_Record list_.
+++
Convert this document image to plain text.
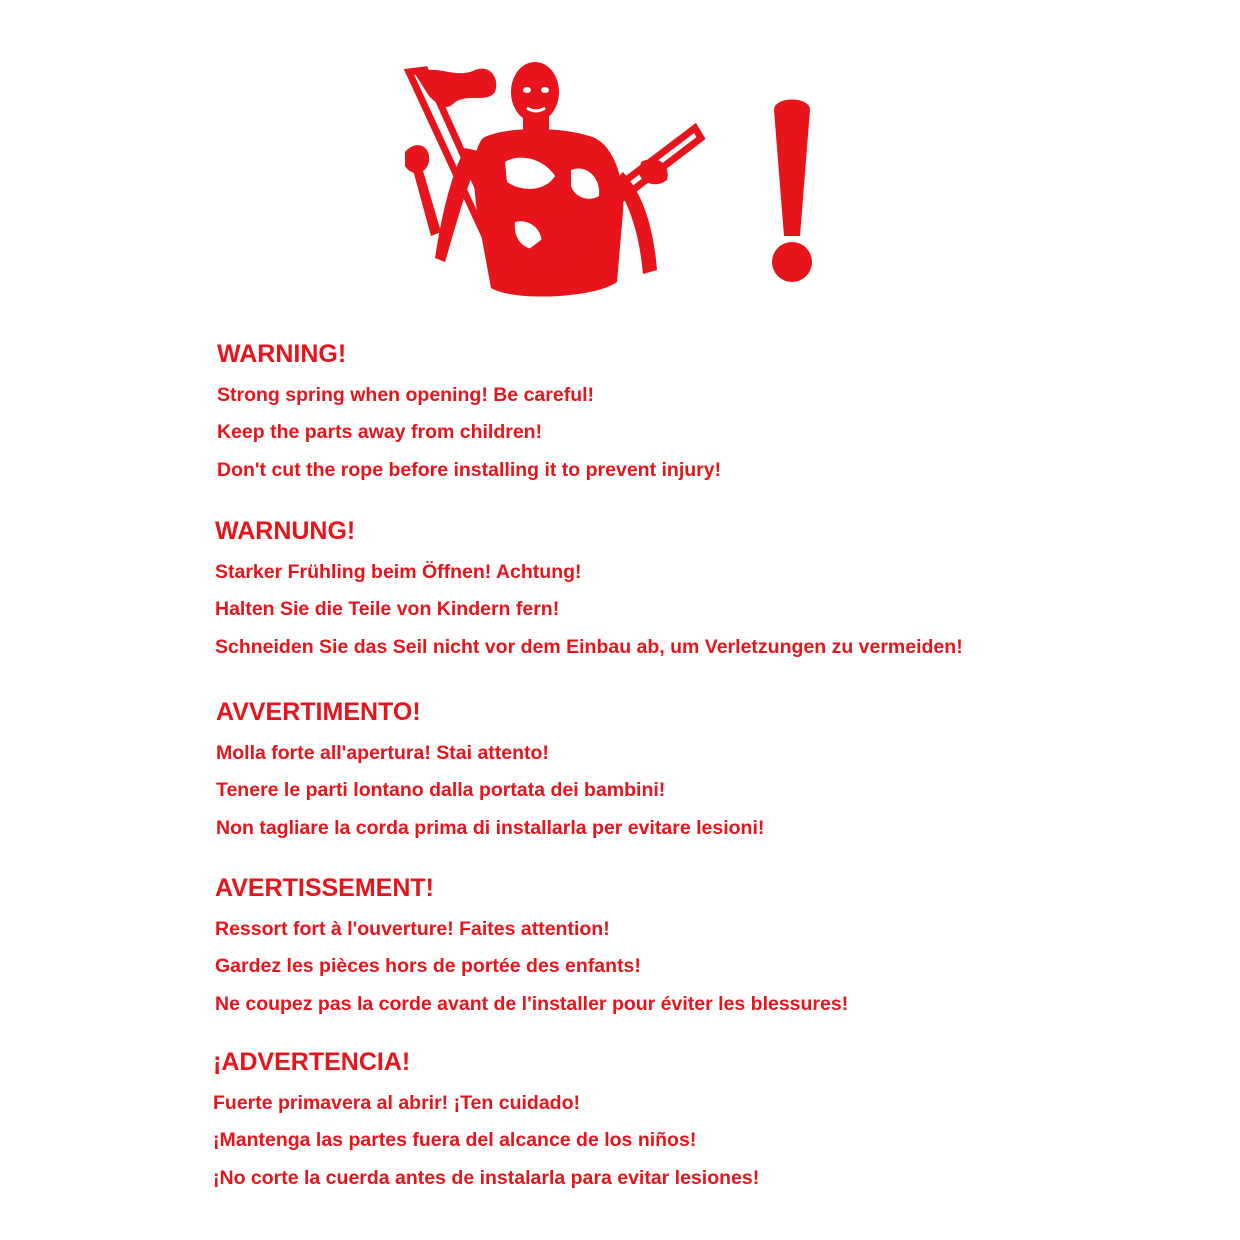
WARNING!
Strong spring when opening! Be careful!
Keep the parts away from children!
Don't cut the rope before installing it to prevent injury!
WARNUNG!
Starker Frühling beim Öffnen! Achtung!
Halten Sie die Teile von Kindern fern!
Schneiden Sie das Seil nicht vor dem Einbau ab, um Verletzungen zu vermeiden!
AVVERTIMENTO!
Molla forte all'apertura! Stai attento!
Tenere le parti lontano dalla portata dei bambini!
Non tagliare la corda prima di installarla per evitare lesioni!
AVERTISSEMENT!
Ressort fort à l'ouverture! Faites attention!
Gardez les pièces hors de portée des enfants!
Ne coupez pas la corde avant de l'installer pour éviter les blessures!
¡ADVERTENCIA!
Fuerte primavera al abrir! ¡Ten cuidado!
¡Mantenga las partes fuera del alcance de los niños!
¡No corte la cuerda antes de instalarla para evitar lesiones!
+++
_Goal_.
Reproduce the material above in full and without alteration, but skip all pictures.

_Exercise response_.
Convert this document image to plain text.
WARNING!
Strong spring when opening! Be careful!
Keep the parts away from children!
Don't cut the rope before installing it to prevent injury!
WARNUNG!
Starker Frühling beim Öffnen! Achtung!
Halten Sie die Teile von Kindern fern!
Schneiden Sie das Seil nicht vor dem Einbau ab, um Verletzungen zu vermeiden!
AVVERTIMENTO!
Molla forte all'apertura! Stai attento!
Tenere le parti lontano dalla portata dei bambini!
Non tagliare la corda prima di installarla per evitare lesioni!
AVERTISSEMENT!
Ressort fort à l'ouverture! Faites attention!
Gardez les pièces hors de portée des enfants!
Ne coupez pas la corde avant de l'installer pour éviter les blessures!
¡ADVERTENCIA!
Fuerte primavera al abrir! ¡Ten cuidado!
¡Mantenga las partes fuera del alcance de los niños!
¡No corte la cuerda antes de instalarla para evitar lesiones!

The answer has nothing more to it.